# Исходный текст:

Опять черепахи под черепахами?
Продолжат ли физики уходить все дальше и дальше вниз или в конце концов остановятся? И когда остановятся, будет ли это окончательной разгадкой Самой Последней Тайны или всего лишь произвольной точкой, за которую физическая мысль выйти не в состоянии?
Концептуальная проблема сложна, поскольку Вселенная – это становление, это процесс, мы же упорно стремимся принимать ее за предмет. Мы не желаем смириться, что раньше она была иной, что когда-то частицы вели себя по-другому, что и сейчас Вселенная изменяется и что в один прекрасный день она, возможно, прекратит расширяться и вновь сожмется в Большом хлопке. Мы смирились с тем, что младенец рано или поздно становится взрослым, однако все равно процесс этот нас удивляет. Нам нравятся вещи, остающиеся неизменными, потому что «превращения» просто-напросто не укладываются у нас в голове.

# Исходные данные:
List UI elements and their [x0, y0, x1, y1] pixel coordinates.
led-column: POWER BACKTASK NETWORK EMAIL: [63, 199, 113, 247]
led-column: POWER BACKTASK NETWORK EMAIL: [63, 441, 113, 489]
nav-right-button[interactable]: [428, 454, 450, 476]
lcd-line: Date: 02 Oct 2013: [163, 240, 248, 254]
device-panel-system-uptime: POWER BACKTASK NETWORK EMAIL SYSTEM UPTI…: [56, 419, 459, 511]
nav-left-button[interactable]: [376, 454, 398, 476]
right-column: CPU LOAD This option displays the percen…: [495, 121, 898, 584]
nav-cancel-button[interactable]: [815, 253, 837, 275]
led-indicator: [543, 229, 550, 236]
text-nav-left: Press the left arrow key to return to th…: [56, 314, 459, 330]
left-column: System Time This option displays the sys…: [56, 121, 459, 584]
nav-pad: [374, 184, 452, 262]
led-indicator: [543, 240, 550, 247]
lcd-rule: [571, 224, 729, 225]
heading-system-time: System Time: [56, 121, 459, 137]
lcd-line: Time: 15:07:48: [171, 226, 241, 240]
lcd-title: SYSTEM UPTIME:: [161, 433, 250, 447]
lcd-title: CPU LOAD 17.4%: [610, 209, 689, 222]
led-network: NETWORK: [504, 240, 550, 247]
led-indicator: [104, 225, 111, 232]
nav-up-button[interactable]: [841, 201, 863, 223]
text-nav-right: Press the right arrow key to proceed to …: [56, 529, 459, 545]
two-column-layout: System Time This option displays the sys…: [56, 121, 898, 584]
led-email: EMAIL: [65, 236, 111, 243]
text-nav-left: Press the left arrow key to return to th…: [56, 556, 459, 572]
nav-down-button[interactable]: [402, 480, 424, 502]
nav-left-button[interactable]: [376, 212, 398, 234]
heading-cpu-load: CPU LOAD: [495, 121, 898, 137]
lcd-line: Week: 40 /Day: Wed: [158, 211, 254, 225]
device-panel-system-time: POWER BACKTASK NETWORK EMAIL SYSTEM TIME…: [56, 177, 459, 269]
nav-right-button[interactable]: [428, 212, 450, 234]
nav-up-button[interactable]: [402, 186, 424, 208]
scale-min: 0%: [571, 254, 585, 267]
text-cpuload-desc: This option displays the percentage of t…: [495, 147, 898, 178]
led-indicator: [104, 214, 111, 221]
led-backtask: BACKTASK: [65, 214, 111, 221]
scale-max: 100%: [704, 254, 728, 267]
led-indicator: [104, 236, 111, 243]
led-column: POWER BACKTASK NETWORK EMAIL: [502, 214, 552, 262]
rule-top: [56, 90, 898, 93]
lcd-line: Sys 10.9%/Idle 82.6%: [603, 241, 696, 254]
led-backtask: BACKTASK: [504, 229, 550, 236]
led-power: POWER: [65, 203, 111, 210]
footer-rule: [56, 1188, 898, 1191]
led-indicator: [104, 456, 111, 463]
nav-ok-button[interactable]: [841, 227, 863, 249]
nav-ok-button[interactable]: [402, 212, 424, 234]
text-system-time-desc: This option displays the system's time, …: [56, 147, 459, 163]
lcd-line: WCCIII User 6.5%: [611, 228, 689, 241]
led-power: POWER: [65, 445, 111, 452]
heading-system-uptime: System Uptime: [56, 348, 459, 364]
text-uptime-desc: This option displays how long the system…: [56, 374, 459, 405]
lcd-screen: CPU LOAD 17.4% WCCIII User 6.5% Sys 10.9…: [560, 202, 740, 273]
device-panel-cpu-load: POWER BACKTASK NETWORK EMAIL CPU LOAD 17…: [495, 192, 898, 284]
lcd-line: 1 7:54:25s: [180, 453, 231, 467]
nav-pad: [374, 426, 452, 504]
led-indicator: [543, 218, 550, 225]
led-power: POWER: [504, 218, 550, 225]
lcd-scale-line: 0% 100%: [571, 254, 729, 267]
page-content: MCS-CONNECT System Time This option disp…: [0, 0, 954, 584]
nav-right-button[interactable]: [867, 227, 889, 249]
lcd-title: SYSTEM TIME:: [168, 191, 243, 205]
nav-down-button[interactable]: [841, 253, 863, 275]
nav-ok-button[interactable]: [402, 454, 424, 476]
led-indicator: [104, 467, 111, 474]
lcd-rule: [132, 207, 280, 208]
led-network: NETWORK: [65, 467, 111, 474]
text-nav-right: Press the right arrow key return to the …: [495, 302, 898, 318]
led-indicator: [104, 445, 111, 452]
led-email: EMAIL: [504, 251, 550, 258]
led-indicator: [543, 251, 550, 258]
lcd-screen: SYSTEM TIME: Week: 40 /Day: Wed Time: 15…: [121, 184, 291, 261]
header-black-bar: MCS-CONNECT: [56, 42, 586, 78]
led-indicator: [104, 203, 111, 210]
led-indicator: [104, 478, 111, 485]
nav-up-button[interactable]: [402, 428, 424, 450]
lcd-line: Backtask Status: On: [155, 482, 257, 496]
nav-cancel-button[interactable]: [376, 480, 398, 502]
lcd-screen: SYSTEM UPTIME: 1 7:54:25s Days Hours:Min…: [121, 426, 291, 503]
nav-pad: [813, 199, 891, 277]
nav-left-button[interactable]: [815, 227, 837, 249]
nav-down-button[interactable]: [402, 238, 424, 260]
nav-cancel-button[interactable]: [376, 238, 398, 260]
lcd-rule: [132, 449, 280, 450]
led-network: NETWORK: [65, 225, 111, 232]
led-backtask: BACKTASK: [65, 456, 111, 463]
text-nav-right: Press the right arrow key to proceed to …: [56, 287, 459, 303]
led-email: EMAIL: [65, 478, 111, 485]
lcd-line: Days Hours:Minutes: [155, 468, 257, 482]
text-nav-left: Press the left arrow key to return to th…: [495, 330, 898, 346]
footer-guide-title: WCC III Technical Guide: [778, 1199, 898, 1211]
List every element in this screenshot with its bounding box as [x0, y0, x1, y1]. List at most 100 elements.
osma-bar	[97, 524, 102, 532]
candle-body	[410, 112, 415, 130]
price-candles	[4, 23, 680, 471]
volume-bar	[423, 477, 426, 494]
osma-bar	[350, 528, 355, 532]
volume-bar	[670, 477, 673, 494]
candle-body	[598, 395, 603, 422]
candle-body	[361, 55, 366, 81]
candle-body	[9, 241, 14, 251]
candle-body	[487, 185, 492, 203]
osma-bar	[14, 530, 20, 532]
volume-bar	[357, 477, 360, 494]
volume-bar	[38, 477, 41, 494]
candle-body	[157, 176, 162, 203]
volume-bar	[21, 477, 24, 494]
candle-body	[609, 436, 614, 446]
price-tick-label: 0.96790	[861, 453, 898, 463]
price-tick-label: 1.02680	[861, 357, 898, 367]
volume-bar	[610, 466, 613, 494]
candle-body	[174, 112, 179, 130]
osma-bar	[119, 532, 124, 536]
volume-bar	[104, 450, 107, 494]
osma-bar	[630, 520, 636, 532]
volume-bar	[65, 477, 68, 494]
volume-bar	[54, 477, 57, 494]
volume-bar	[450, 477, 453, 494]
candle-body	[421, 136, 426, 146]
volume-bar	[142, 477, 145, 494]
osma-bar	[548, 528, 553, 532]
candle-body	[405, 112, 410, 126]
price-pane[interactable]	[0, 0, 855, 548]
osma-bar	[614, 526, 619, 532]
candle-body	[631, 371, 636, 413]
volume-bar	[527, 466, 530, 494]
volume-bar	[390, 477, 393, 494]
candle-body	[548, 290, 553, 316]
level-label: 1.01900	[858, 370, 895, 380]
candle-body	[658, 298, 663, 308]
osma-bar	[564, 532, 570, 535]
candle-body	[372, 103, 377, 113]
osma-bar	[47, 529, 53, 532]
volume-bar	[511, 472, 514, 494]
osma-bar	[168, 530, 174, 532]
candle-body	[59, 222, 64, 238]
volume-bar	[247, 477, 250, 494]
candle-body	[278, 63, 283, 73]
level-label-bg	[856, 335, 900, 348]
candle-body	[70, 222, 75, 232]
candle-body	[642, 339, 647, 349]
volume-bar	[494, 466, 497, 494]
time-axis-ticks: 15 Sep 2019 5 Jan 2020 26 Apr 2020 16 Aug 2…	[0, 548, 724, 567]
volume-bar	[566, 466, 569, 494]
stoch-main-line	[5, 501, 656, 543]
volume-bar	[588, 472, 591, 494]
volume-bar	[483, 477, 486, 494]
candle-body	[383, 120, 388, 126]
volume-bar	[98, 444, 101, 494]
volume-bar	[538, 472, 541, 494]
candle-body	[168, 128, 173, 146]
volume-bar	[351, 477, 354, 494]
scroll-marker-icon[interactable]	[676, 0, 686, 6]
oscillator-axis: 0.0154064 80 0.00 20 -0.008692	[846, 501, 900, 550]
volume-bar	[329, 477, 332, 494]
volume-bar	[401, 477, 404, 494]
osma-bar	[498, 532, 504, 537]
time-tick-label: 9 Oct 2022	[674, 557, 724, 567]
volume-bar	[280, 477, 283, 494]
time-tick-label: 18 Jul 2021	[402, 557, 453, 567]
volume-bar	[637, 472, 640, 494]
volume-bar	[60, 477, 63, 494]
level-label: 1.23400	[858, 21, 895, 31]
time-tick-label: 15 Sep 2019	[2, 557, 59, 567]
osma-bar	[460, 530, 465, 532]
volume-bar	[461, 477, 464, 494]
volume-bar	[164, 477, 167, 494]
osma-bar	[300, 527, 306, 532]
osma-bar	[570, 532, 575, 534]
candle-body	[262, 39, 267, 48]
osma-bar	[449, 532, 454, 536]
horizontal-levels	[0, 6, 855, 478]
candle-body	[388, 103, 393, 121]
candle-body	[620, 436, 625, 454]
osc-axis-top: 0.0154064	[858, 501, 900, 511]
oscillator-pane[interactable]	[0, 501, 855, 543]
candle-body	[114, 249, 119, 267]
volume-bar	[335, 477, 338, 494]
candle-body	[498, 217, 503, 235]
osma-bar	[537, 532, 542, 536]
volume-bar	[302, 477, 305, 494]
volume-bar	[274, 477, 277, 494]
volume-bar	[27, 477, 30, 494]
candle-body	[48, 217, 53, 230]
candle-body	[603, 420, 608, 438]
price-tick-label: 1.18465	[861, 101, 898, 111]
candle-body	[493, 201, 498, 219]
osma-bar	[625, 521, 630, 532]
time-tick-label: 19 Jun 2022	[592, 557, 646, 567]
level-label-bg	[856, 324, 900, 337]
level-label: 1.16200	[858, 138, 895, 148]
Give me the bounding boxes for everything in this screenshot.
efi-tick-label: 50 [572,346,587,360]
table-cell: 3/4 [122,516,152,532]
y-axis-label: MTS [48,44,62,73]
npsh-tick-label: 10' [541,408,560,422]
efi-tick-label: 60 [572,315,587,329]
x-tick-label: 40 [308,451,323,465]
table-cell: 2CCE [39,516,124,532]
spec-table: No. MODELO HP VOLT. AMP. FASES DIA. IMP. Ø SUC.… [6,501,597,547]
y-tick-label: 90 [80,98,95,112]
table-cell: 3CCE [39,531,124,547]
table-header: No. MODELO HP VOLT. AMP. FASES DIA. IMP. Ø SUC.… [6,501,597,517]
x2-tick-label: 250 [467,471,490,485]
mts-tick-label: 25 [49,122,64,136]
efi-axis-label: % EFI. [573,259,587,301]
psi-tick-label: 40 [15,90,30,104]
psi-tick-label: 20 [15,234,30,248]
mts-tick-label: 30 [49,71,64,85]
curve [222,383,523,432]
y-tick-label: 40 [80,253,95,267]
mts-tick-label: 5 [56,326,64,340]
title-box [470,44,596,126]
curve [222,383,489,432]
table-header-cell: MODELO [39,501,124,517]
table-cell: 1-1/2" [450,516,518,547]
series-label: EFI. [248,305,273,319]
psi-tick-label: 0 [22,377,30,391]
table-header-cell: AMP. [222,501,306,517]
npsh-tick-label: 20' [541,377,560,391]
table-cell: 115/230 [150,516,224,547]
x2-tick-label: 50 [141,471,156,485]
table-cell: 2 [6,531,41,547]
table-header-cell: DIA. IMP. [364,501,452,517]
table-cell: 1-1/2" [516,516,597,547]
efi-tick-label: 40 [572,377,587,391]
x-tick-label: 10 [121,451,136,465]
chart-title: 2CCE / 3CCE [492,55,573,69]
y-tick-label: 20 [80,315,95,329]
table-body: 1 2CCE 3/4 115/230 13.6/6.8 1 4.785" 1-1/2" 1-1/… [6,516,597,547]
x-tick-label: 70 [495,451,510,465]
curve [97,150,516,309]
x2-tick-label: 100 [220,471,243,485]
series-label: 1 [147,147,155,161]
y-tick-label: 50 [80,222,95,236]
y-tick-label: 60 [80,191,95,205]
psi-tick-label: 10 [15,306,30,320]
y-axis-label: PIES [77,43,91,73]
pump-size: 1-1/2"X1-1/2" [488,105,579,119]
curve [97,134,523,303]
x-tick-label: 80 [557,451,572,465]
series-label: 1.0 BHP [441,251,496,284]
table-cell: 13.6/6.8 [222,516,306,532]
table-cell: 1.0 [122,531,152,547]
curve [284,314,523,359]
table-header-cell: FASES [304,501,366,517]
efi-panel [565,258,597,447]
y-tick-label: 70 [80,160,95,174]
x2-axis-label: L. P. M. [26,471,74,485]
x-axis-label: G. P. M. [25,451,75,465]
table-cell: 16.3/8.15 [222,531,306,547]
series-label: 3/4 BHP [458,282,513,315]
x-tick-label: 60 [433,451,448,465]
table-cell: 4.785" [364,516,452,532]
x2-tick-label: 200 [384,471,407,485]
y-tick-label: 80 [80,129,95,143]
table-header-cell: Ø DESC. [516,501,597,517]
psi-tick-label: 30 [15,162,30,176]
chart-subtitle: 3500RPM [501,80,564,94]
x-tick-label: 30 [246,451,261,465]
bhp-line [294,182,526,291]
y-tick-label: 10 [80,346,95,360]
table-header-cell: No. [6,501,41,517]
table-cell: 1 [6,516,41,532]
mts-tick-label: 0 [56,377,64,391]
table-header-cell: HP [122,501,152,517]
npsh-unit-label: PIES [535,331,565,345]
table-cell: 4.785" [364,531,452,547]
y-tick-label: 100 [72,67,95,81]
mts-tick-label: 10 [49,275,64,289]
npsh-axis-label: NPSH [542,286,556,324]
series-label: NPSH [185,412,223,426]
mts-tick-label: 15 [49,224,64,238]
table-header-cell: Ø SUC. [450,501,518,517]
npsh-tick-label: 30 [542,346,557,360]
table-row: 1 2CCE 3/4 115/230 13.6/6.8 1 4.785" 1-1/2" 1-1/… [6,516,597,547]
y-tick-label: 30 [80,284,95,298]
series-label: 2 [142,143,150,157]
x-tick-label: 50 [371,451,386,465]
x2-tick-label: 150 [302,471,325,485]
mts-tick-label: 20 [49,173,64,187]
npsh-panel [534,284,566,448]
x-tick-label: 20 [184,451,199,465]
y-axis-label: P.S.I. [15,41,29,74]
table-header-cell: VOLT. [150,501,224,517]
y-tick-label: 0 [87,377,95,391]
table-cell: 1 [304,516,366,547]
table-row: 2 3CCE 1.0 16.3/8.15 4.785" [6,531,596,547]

# Описание задания:
Перепечатайте исходный текст целиком, ничего в нем не меняя.

# Ответ ниже:
Опять черепахи под черепахами?
Продолжат ли физики уходить все дальше и дальше вниз или в конце концов остановятся? И когда остановятся, будет ли это окончательной разгадкой Самой Последней Тайны или всего лишь произвольной точкой, за которую физическая мысль выйти не в состоянии?
Концептуальная проблема сложна, поскольку Вселенная – это становление, это процесс, мы же упорно стремимся принимать ее за предмет. Мы не желаем смириться, что раньше она была иной, что когда-то частицы вели себя по-другому, что и сейчас Вселенная изменяется и что в один прекрасный день она, возможно, прекратит расширяться и вновь сожмется в Большом хлопке. Мы смирились с тем, что младенец рано или поздно становится взрослым, однако все равно процесс этот нас удивляет. Нам нравятся вещи, остающиеся неизменными, потому что «превращения» просто-напросто не укладываются у нас в голове.